■ PROBLEM TO WORK ON ■
"ABC에서" appears in how many lines of the entries? State only the number.

-- RECORDS SUPPLIED start --

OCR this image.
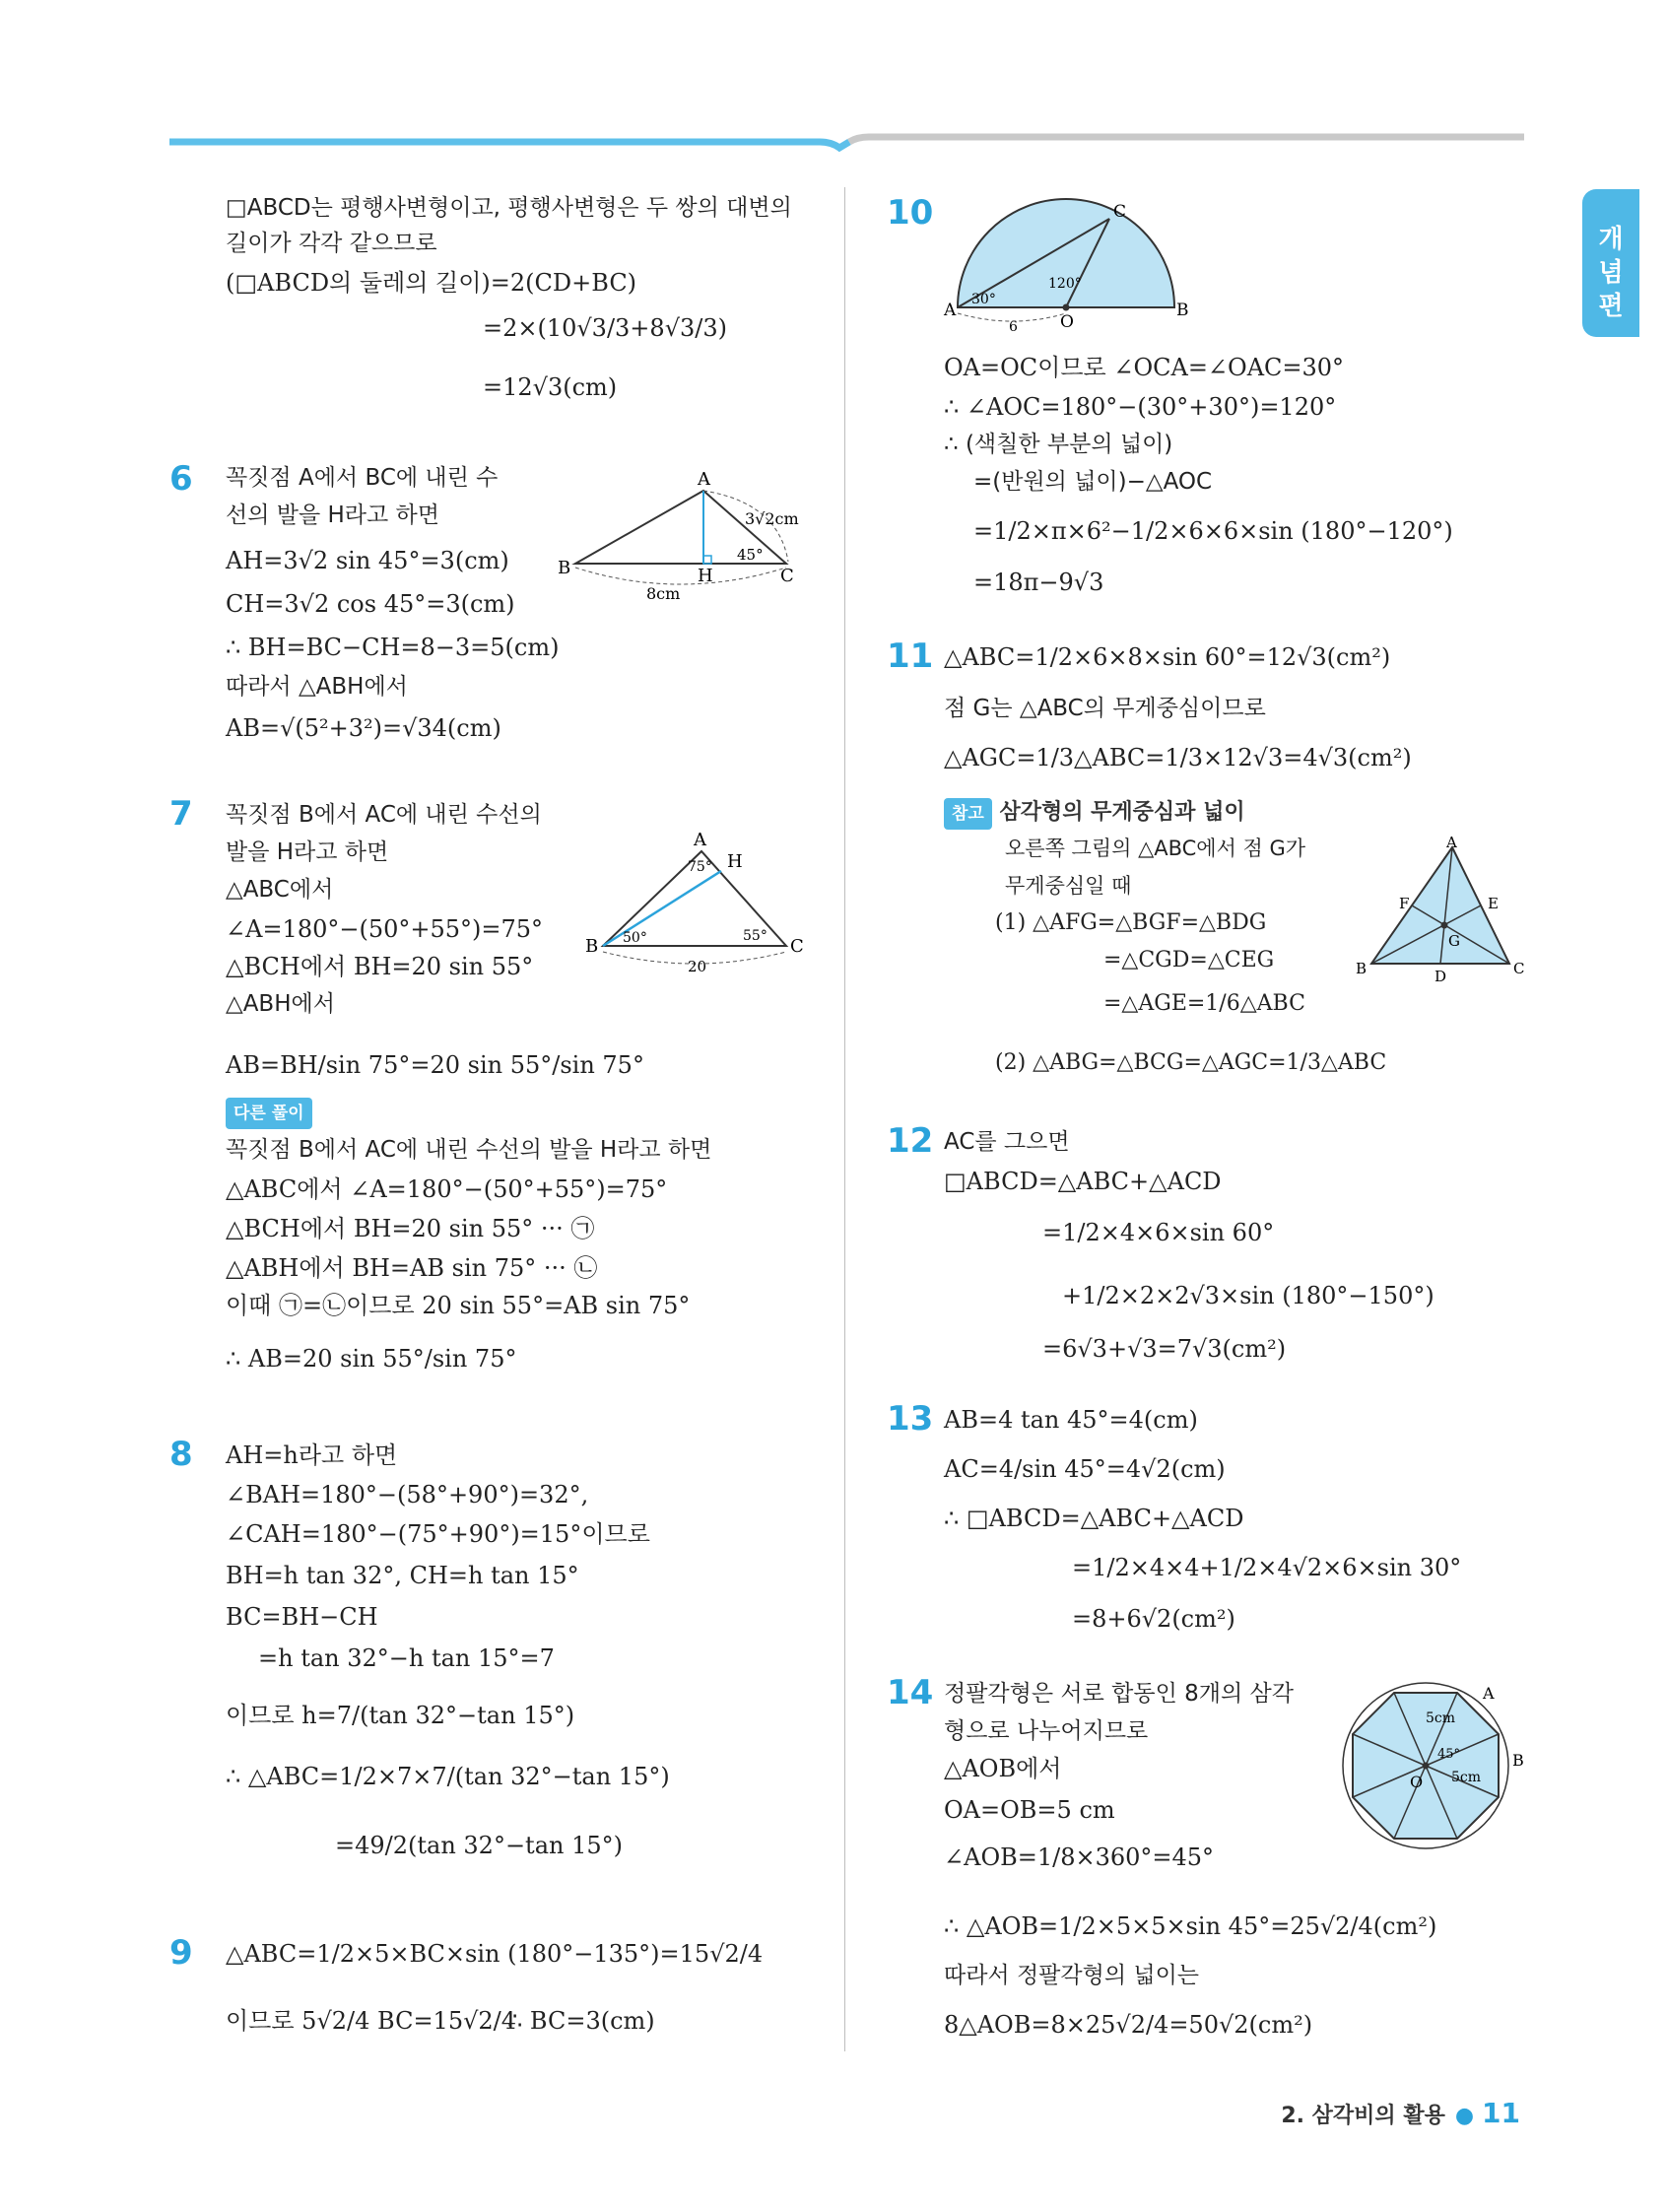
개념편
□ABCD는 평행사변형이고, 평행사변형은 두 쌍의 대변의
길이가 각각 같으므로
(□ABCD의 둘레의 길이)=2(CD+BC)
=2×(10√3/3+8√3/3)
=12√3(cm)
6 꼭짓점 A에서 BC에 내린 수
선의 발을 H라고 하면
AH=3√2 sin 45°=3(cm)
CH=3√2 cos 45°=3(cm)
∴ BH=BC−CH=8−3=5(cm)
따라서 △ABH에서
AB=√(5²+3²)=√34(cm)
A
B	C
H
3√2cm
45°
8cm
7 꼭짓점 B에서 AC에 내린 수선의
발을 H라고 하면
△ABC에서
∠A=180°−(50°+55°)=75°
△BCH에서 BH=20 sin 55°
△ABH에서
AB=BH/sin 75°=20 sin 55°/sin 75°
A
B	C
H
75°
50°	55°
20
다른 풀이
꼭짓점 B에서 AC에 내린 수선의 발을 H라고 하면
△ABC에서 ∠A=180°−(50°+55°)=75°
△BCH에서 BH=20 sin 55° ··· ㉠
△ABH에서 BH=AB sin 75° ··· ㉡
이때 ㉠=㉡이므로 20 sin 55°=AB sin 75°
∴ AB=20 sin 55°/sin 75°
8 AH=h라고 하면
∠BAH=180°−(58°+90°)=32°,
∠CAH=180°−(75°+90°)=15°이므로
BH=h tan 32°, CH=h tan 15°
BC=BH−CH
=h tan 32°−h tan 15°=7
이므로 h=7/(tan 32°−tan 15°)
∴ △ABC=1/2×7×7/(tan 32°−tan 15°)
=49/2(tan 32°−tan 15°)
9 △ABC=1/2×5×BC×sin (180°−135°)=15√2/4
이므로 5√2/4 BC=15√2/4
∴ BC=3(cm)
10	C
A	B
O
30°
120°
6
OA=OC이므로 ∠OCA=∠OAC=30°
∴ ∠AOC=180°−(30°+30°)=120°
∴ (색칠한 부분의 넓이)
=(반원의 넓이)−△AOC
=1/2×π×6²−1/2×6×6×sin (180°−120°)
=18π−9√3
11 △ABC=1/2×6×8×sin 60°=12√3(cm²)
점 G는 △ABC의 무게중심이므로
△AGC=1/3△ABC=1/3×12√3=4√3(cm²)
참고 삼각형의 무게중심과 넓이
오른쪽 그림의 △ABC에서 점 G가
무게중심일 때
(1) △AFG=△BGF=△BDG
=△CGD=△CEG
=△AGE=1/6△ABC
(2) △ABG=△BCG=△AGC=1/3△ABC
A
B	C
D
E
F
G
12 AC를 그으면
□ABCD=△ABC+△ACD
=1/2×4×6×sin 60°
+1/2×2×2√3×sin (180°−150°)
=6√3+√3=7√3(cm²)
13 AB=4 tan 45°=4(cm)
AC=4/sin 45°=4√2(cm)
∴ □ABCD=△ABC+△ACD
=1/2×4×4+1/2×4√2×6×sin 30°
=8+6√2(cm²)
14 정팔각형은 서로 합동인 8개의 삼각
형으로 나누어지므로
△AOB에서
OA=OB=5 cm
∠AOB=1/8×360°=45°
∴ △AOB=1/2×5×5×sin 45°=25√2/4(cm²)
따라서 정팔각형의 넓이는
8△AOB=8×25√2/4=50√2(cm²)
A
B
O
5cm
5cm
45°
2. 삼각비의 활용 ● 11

-- RECORDS SUPPLIED end --
-- RECORDS SUPPLIED start --

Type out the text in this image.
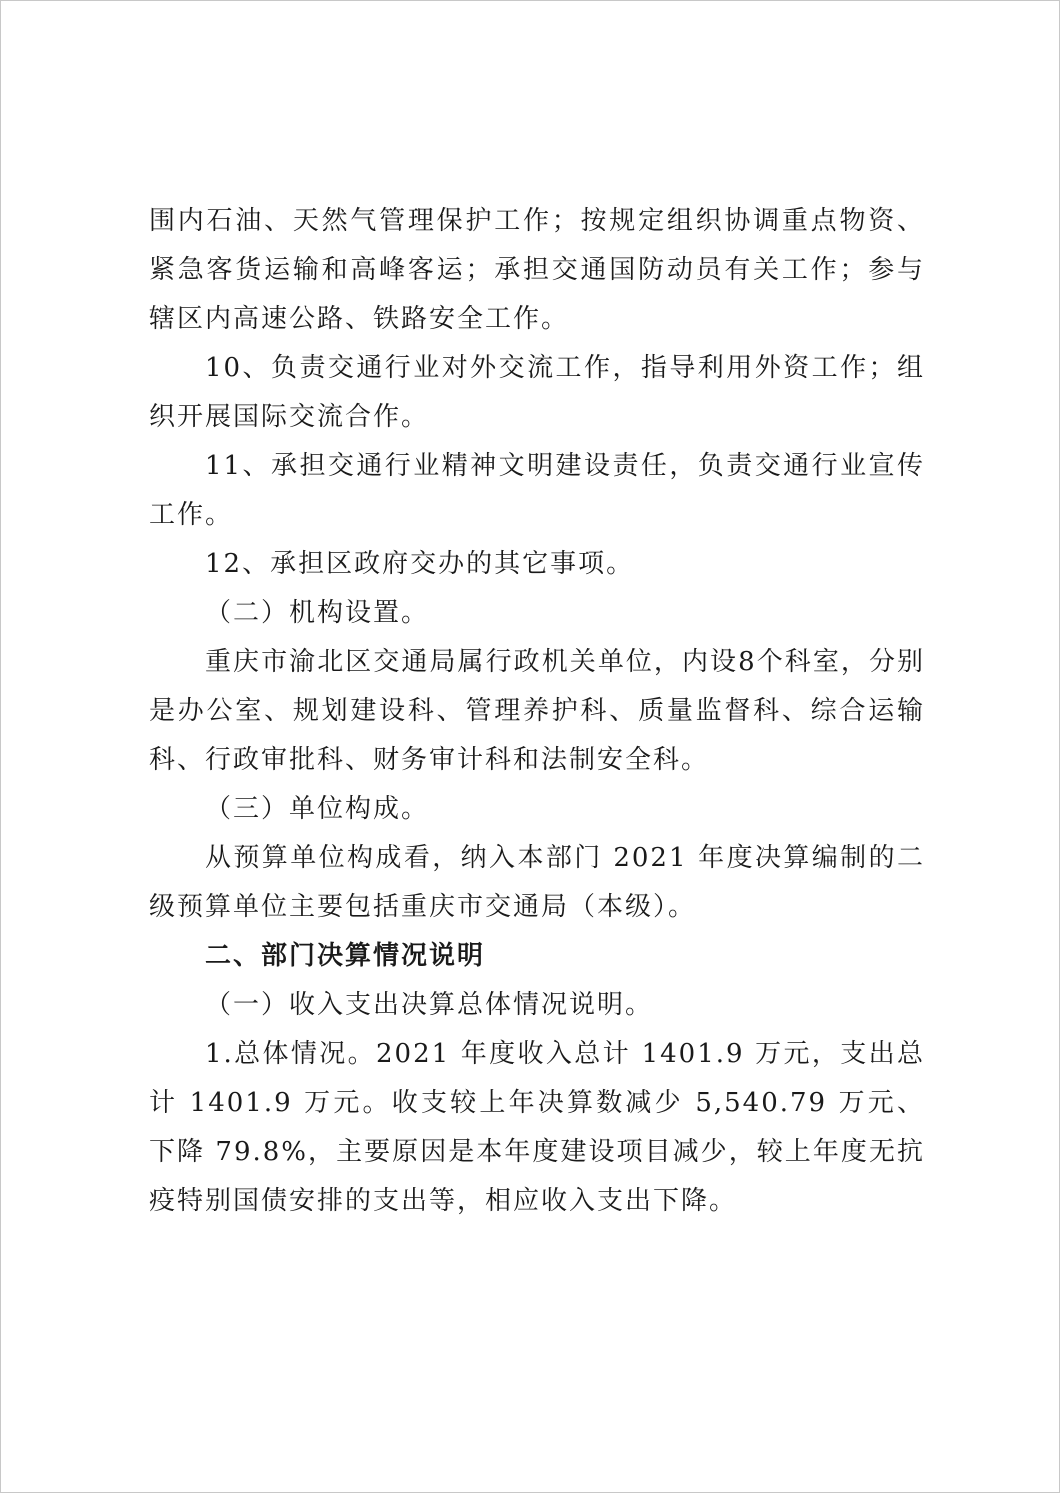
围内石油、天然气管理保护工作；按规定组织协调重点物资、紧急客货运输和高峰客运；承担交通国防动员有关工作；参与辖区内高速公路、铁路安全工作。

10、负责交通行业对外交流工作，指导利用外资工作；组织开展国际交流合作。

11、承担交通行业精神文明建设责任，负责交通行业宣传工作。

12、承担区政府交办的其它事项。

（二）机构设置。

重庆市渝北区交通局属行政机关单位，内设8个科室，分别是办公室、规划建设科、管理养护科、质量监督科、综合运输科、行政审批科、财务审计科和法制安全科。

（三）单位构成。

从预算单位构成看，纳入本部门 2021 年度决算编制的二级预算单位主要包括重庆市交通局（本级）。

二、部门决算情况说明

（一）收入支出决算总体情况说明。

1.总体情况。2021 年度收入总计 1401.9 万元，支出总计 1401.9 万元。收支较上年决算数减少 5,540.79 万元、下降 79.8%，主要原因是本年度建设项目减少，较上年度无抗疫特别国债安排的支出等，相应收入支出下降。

-- RECORDS SUPPLIED end --

■ FINISHED ANSWER ■
3